DIRECTIONS FOR THIS TASK:
Check each line of the material. Copy those containing "time".

MATERIAL FOR THE TASK:
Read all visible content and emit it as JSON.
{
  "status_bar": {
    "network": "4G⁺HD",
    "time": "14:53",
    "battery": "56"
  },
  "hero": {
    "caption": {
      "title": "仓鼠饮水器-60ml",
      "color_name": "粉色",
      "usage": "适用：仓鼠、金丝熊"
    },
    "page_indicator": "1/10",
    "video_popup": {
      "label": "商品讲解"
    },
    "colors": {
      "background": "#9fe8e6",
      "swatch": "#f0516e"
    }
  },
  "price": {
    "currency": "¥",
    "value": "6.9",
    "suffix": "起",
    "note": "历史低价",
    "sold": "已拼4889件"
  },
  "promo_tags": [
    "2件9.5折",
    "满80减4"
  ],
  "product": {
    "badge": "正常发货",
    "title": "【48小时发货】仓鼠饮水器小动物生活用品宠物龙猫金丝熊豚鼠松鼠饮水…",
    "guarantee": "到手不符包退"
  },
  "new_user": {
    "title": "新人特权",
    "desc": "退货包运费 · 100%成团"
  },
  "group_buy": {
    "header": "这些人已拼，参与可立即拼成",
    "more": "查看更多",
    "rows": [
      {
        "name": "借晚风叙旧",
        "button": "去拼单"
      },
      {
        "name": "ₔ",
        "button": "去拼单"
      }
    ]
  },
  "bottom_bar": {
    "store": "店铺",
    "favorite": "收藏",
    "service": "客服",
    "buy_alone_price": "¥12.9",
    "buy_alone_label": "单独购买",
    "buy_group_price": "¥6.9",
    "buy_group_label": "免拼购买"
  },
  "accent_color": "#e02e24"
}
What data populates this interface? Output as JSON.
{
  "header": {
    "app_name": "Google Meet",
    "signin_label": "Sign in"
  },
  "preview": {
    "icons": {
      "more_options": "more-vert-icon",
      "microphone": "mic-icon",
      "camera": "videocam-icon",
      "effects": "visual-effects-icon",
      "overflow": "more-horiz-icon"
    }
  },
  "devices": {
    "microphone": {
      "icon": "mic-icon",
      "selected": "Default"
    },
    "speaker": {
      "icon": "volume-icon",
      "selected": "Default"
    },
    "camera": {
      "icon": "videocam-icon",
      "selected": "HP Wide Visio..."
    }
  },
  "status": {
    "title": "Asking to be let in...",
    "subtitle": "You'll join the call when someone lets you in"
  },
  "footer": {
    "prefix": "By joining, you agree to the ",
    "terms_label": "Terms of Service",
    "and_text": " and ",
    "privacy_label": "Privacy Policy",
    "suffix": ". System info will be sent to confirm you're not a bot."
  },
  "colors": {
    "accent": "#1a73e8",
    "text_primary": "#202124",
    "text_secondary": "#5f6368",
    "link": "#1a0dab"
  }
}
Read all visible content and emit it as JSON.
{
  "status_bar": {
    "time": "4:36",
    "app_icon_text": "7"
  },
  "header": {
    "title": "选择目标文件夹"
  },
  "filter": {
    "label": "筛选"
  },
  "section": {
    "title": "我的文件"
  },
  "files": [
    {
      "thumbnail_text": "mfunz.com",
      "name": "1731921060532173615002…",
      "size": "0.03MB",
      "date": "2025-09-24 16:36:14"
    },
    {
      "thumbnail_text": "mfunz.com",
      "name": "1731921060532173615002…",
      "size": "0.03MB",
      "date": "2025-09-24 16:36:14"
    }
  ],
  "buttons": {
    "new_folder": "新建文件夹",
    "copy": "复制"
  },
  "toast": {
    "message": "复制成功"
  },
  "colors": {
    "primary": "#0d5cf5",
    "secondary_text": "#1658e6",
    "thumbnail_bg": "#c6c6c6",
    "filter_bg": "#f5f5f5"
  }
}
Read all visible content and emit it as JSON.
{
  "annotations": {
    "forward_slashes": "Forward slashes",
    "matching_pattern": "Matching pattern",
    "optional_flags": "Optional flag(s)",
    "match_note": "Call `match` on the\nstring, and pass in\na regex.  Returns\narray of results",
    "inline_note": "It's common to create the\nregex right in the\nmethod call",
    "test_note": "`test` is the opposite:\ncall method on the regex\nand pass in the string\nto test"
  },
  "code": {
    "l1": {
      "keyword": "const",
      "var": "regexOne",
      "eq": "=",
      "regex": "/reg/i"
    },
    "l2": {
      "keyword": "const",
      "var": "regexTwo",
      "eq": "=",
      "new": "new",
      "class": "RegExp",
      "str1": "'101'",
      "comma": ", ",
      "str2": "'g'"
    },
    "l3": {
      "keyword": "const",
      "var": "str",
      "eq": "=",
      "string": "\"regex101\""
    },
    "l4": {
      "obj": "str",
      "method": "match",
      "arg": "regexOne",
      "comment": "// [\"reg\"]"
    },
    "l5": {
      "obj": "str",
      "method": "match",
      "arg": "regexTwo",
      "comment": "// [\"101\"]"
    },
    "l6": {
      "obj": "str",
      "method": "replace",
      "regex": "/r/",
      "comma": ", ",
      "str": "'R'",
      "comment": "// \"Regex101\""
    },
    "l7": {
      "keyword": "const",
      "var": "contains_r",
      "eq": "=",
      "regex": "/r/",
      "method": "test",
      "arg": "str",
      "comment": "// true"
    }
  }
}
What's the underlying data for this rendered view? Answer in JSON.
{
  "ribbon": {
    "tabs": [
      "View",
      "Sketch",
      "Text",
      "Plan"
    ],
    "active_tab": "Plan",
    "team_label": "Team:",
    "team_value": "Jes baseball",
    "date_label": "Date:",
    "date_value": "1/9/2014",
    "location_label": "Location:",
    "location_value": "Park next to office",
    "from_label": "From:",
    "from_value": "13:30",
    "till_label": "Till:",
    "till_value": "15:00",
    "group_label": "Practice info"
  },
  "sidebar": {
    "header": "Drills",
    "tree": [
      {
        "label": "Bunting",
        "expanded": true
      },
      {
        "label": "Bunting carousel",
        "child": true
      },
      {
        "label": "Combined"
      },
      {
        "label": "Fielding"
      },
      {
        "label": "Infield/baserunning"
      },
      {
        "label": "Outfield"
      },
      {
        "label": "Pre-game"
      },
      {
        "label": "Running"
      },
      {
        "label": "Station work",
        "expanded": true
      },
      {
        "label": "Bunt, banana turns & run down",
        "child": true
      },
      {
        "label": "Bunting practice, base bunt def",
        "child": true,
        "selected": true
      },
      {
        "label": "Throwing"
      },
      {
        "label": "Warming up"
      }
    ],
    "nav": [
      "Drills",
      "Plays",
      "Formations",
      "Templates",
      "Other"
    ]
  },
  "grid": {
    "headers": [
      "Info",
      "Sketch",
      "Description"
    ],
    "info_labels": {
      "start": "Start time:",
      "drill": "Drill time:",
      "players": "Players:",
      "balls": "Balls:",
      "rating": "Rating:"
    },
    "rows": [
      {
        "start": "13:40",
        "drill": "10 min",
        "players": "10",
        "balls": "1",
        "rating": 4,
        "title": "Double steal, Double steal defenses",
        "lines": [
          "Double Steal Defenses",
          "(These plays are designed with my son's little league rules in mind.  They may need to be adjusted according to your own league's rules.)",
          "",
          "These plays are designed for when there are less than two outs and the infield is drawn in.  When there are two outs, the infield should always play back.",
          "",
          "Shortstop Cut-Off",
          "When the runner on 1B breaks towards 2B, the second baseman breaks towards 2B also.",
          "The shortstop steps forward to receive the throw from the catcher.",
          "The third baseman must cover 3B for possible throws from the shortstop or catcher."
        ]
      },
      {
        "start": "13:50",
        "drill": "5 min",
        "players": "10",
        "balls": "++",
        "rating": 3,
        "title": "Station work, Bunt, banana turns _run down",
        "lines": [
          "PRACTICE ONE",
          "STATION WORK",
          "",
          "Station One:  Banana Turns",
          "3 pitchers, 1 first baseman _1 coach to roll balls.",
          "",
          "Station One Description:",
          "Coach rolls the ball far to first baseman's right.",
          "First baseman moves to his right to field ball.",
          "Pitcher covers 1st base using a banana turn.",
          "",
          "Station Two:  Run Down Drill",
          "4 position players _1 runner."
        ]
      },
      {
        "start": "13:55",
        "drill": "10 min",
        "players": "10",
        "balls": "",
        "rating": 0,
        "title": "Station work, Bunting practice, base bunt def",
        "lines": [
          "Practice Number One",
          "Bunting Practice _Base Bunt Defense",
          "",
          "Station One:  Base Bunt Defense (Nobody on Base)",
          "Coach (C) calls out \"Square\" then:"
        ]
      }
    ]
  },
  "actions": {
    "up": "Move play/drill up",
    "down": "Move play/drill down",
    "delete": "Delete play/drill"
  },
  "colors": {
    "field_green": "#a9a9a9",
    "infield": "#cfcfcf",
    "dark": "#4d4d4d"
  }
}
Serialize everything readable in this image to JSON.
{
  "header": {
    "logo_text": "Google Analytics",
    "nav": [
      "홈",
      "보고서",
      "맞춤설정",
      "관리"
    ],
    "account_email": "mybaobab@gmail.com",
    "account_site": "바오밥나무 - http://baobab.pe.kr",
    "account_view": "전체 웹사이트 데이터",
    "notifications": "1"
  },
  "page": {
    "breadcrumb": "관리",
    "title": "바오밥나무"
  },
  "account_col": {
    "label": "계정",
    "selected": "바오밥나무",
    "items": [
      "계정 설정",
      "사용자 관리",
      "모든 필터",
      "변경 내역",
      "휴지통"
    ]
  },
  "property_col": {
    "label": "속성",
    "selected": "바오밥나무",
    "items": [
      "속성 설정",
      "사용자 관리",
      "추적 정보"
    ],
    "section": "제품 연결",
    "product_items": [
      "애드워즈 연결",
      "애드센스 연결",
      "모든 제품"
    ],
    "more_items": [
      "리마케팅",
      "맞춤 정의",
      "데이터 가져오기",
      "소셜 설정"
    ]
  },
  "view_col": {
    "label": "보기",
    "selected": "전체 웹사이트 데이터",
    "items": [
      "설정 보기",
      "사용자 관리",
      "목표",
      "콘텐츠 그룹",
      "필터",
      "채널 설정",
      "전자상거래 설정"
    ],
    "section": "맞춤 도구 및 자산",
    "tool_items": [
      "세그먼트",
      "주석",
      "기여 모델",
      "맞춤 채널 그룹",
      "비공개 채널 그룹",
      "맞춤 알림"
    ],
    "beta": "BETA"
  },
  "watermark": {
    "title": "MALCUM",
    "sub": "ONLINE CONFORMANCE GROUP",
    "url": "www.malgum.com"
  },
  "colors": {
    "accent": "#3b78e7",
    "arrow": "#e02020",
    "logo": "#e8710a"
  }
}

TASK RESULT:
    "time": "14:53",
    "time": "4:36",
      "start": "Start time:",
      "drill": "Drill time:",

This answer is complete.